Stated goal: Take every line from the listing below that contains "PROVINCIA".

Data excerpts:
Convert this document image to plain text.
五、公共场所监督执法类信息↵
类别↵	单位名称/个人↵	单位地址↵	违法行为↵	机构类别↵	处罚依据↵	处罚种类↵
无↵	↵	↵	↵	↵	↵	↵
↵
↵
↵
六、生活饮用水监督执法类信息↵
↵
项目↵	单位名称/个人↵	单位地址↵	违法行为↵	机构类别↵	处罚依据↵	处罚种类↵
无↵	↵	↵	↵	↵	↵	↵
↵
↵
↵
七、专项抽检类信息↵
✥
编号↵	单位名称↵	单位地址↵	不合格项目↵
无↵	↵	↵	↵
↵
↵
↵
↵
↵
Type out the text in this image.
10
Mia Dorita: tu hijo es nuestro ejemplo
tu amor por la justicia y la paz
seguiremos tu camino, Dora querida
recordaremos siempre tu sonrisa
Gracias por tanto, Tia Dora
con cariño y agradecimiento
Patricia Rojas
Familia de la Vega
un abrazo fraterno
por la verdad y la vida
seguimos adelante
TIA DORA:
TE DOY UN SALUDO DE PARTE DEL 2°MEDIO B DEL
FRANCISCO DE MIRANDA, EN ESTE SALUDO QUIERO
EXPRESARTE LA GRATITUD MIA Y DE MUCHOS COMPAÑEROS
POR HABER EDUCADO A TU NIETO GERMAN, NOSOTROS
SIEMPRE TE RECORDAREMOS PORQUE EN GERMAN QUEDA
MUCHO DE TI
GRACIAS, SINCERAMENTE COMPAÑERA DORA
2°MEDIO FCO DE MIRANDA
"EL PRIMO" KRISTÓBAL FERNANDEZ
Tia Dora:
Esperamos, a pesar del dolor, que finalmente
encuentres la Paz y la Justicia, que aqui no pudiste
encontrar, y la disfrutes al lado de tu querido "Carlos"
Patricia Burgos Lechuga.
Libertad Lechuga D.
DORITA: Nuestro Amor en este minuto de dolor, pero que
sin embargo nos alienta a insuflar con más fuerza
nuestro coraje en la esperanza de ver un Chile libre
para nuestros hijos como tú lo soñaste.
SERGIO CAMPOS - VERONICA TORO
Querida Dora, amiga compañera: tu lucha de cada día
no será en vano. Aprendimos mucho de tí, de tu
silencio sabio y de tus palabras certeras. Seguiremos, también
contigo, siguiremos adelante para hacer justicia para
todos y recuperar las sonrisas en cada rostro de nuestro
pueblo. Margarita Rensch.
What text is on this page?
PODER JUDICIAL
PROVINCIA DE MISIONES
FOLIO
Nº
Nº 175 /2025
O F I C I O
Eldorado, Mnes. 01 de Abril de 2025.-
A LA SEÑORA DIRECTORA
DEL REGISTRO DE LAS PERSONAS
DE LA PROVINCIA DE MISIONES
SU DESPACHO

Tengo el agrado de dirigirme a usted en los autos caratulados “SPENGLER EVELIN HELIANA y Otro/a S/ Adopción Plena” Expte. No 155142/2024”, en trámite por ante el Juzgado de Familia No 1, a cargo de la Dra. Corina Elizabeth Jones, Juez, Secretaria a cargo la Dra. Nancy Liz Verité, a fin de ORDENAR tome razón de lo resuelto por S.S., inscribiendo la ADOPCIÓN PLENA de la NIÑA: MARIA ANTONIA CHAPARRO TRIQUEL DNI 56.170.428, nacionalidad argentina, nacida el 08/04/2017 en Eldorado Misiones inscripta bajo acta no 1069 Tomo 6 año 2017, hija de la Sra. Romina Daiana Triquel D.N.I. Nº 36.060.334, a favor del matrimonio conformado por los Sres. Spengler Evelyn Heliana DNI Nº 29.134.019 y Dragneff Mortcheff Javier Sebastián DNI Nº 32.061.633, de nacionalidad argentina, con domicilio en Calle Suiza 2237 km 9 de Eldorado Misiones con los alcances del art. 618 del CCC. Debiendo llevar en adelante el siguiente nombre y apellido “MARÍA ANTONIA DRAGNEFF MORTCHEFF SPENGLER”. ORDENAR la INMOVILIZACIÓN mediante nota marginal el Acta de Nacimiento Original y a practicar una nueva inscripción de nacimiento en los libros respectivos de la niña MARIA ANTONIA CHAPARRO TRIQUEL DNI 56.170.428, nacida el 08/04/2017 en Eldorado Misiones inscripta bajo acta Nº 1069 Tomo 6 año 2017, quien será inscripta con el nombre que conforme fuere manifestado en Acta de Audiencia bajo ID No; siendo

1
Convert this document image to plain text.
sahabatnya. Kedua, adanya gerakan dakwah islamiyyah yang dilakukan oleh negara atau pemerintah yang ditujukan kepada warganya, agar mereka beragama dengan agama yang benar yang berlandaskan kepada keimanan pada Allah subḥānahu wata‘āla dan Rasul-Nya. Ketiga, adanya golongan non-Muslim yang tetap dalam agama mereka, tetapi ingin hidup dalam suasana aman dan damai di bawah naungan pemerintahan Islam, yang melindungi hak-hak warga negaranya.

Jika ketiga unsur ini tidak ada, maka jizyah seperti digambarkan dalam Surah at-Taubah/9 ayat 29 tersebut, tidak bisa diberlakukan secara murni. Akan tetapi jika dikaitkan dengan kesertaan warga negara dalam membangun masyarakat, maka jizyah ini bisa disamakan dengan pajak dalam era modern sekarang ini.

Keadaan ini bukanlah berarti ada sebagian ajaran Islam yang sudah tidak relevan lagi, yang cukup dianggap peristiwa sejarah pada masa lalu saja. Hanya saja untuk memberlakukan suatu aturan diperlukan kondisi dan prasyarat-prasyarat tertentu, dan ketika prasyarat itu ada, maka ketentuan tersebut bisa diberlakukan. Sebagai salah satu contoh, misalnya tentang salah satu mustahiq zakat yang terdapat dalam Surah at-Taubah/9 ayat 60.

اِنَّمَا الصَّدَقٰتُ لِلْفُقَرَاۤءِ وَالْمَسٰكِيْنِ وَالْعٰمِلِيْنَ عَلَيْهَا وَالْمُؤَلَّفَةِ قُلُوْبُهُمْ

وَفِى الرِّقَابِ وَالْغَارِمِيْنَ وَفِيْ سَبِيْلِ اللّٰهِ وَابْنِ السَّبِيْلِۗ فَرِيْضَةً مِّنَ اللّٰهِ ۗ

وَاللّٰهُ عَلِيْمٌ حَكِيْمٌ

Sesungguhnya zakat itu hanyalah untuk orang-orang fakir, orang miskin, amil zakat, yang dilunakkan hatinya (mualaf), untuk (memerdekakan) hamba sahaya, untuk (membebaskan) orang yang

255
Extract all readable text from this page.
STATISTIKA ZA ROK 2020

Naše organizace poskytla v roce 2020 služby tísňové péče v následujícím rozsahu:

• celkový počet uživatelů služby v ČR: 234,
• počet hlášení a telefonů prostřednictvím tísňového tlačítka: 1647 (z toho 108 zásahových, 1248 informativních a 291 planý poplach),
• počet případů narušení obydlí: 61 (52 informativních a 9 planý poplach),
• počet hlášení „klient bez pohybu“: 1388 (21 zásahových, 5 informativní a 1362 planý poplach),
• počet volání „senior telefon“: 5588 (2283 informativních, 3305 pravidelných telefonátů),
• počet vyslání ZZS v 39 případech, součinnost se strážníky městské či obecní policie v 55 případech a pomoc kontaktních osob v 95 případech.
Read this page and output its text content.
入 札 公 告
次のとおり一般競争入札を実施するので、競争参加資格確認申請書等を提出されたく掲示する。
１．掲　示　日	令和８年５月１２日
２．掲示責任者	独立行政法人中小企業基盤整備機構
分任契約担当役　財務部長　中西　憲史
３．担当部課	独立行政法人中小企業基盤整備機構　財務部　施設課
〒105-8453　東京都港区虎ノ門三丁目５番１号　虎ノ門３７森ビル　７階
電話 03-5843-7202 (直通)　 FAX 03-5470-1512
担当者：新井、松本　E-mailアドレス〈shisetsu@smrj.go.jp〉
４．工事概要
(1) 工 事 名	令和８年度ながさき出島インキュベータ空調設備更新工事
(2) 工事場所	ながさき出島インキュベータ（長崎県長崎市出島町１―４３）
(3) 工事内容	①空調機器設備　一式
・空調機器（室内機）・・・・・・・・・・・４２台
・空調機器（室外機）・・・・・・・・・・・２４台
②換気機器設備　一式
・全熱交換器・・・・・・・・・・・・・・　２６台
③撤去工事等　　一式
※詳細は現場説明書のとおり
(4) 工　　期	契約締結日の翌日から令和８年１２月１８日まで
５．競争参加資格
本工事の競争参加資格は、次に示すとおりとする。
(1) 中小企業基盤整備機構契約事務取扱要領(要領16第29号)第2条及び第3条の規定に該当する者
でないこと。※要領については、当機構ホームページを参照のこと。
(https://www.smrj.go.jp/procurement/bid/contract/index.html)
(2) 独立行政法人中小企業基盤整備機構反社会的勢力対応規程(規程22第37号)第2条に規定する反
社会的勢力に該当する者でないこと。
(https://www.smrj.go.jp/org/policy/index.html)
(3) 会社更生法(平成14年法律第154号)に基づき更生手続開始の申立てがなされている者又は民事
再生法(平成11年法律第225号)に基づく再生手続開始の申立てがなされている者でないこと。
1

Finished answer:
PROVINCIA DE MISIONES
DE LA PROVINCIA DE MISIONES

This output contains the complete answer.